Pick out every line in the data below that holds "change".

------------------------------------------------------------------------

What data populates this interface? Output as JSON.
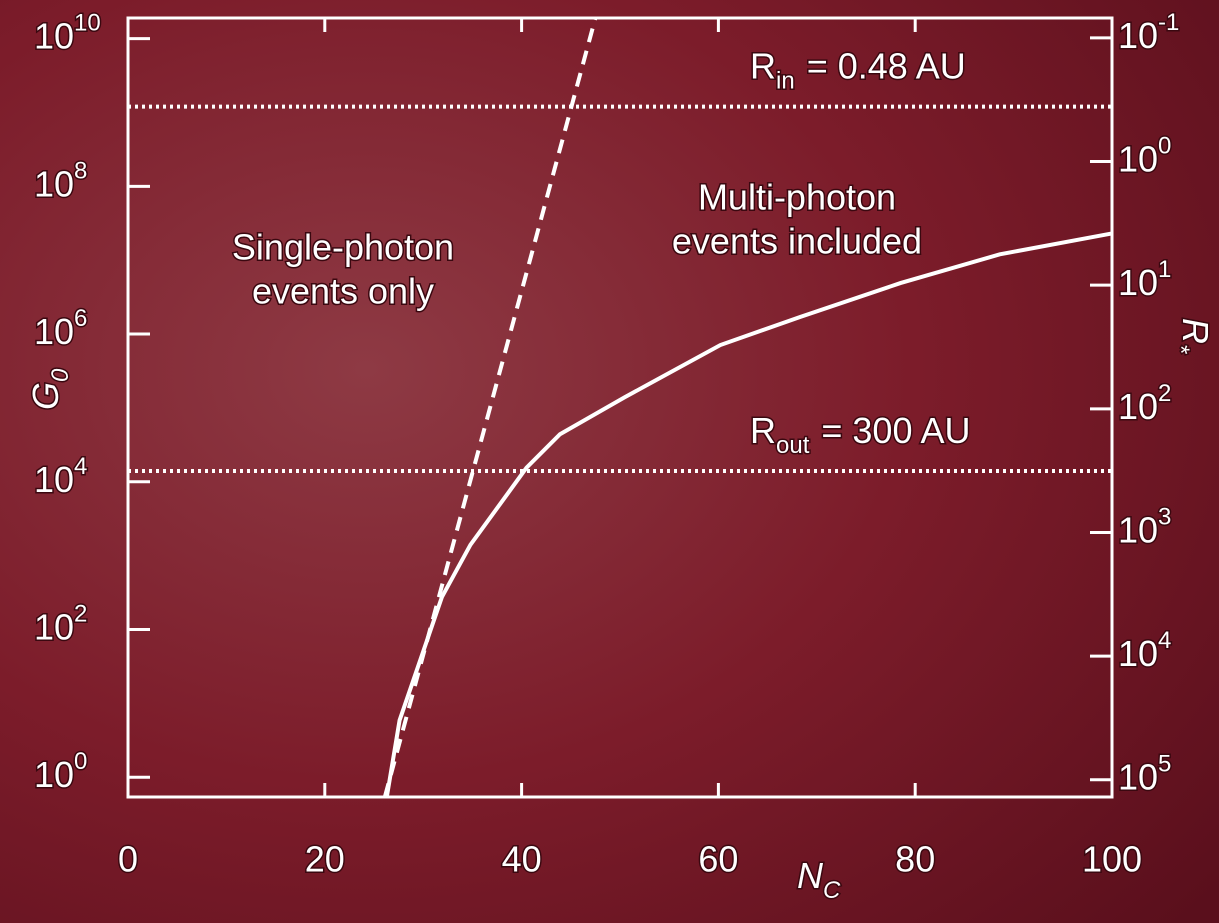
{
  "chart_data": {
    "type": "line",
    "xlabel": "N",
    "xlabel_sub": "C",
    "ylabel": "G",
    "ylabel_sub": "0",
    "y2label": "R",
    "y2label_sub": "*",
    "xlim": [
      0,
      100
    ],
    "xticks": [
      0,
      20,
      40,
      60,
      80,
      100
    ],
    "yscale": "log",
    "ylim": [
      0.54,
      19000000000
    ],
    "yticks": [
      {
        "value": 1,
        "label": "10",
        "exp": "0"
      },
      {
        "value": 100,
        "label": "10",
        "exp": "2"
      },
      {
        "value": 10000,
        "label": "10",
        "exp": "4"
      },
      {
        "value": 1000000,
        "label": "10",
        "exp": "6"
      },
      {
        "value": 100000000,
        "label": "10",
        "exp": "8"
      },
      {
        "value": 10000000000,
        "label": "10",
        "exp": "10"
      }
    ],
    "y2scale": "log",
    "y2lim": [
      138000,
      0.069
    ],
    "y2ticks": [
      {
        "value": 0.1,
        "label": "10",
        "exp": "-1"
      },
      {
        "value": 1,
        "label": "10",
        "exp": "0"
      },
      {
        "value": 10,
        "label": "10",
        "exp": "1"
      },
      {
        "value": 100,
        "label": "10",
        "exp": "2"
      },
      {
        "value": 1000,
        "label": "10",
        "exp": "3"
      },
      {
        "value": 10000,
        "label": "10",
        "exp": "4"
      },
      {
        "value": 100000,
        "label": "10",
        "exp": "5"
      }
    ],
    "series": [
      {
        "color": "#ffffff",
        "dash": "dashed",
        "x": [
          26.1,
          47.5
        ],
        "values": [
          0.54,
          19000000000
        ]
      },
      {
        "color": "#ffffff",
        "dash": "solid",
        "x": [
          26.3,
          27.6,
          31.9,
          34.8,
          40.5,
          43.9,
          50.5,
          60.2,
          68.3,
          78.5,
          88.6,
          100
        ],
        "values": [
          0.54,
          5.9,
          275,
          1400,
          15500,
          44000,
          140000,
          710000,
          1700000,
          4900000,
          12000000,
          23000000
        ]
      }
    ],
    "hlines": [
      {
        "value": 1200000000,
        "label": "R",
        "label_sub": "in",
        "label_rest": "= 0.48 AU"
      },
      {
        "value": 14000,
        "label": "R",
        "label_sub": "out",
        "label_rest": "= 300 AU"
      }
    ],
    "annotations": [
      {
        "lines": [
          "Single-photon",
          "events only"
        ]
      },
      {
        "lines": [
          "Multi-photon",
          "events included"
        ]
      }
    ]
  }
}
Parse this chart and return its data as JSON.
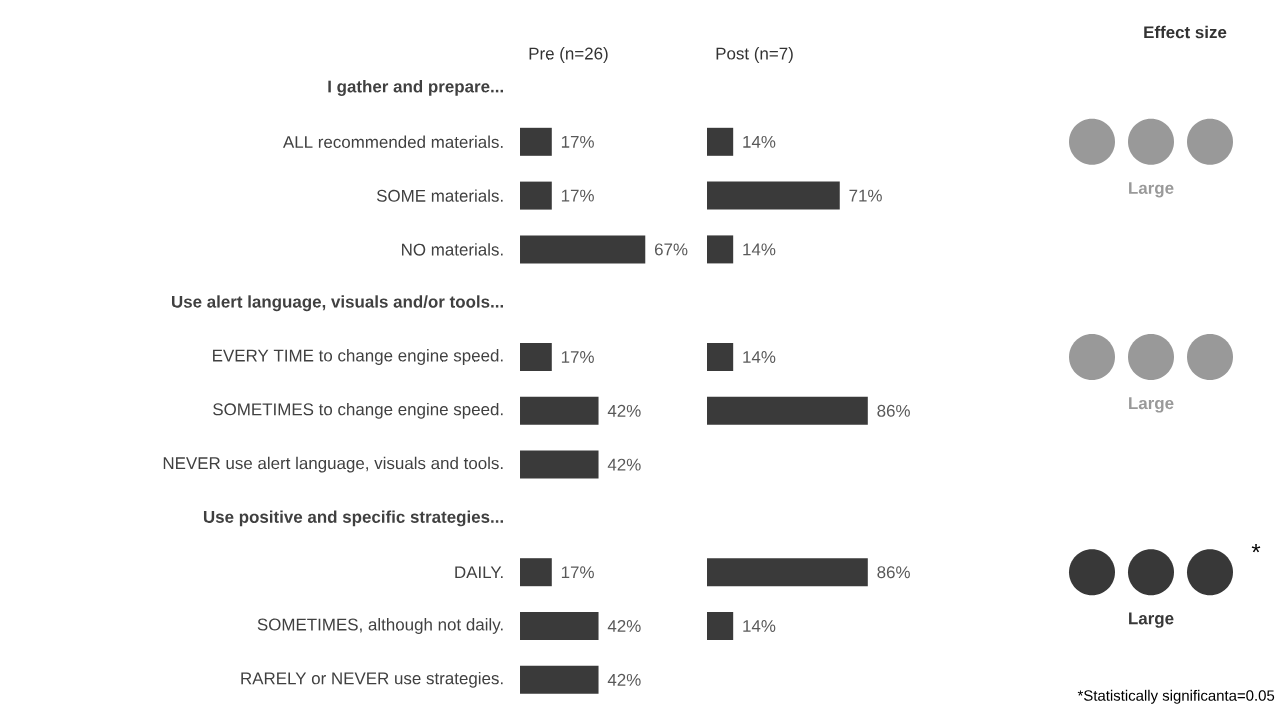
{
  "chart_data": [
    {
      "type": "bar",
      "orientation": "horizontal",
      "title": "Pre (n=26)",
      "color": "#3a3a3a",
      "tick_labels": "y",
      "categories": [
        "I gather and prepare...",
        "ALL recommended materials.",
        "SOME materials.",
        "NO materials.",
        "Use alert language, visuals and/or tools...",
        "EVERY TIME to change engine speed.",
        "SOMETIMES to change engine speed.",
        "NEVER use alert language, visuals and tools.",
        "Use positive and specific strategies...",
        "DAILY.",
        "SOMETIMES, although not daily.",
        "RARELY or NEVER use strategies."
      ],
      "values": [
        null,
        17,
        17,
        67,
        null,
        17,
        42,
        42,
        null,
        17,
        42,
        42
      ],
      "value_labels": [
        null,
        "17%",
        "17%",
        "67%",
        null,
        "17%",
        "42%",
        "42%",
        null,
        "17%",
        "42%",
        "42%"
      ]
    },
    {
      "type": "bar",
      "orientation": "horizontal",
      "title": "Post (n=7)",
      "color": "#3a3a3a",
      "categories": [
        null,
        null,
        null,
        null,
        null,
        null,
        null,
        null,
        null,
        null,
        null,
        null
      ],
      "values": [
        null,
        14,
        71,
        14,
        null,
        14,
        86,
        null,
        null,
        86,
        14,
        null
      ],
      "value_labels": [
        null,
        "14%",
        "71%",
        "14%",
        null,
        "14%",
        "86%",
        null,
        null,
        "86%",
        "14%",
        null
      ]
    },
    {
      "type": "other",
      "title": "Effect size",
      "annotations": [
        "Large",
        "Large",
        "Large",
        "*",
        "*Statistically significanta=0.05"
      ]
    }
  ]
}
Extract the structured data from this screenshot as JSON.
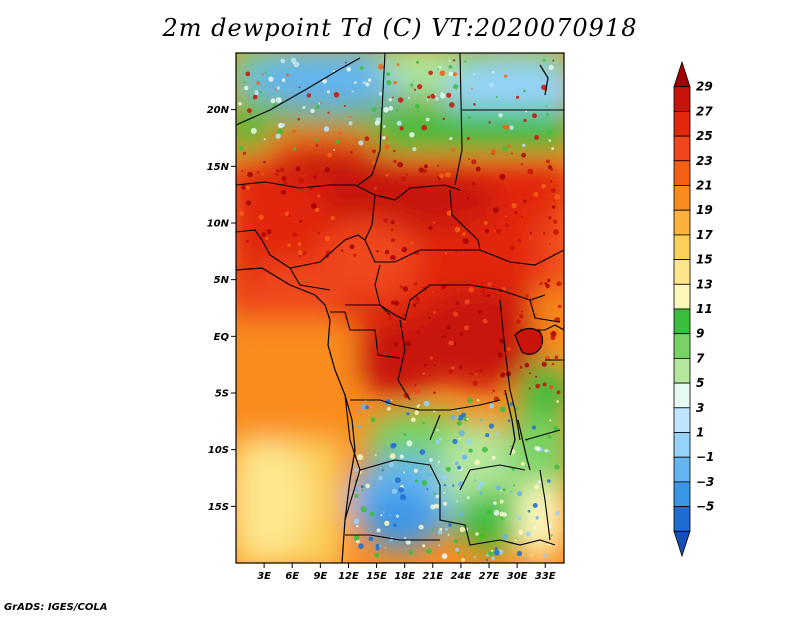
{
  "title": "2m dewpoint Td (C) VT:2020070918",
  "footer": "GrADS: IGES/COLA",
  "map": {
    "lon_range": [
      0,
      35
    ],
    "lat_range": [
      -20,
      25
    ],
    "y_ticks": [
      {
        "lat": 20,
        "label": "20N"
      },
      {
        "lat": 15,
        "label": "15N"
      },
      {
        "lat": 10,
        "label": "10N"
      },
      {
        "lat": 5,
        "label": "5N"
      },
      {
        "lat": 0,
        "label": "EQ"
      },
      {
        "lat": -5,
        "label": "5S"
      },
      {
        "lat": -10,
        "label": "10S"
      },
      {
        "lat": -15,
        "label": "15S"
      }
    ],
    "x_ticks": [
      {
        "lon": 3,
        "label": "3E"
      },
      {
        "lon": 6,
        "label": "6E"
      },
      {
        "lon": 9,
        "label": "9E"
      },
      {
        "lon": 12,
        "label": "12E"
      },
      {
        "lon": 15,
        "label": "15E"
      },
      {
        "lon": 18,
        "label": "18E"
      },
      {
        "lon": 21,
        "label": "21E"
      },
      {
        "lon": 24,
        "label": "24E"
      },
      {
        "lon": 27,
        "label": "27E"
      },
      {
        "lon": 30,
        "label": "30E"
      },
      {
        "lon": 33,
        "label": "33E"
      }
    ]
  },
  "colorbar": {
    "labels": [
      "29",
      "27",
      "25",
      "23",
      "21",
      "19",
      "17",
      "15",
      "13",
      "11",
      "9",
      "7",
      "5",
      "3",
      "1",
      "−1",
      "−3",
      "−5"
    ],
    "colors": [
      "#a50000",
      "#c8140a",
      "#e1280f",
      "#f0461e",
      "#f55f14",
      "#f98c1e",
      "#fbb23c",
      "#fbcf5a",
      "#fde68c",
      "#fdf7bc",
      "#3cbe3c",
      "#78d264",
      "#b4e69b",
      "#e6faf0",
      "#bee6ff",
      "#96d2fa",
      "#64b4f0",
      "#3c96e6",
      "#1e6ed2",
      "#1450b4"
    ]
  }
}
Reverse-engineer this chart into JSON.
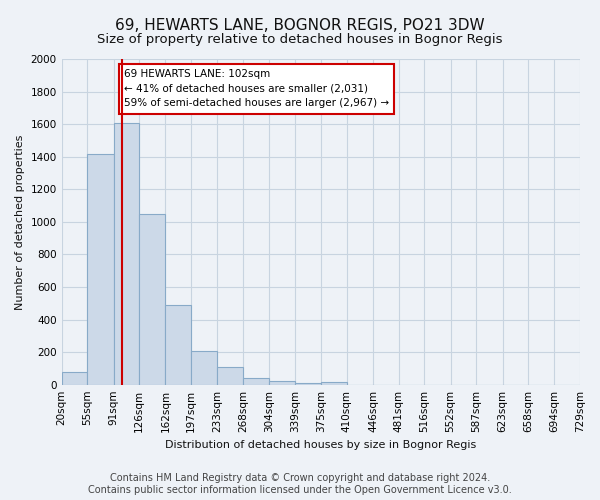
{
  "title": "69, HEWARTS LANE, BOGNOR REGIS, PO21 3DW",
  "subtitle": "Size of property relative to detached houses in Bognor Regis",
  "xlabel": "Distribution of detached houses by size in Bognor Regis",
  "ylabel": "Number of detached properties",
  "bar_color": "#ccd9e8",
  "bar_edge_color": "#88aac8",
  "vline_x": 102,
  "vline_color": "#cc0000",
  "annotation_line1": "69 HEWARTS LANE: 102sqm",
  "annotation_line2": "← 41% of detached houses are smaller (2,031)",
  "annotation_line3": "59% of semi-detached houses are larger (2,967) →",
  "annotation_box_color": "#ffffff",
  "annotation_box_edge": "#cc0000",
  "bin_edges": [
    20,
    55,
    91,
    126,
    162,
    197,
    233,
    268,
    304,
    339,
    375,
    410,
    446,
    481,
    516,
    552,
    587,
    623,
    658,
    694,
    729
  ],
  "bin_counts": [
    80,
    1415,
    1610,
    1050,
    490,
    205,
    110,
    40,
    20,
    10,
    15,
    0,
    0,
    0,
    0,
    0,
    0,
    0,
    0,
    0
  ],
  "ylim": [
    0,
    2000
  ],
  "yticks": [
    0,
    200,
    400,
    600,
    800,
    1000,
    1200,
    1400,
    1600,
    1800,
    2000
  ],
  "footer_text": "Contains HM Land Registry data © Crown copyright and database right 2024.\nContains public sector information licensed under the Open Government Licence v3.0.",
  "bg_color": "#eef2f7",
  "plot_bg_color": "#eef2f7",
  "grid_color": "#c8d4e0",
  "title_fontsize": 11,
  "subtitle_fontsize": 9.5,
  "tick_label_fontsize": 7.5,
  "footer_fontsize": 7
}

------------------------------------------------------------------------

◆ TASK SOLUTION ◆
        "EVERY TIME to change engine speed.",
        "SOMETIMES to change engine speed.",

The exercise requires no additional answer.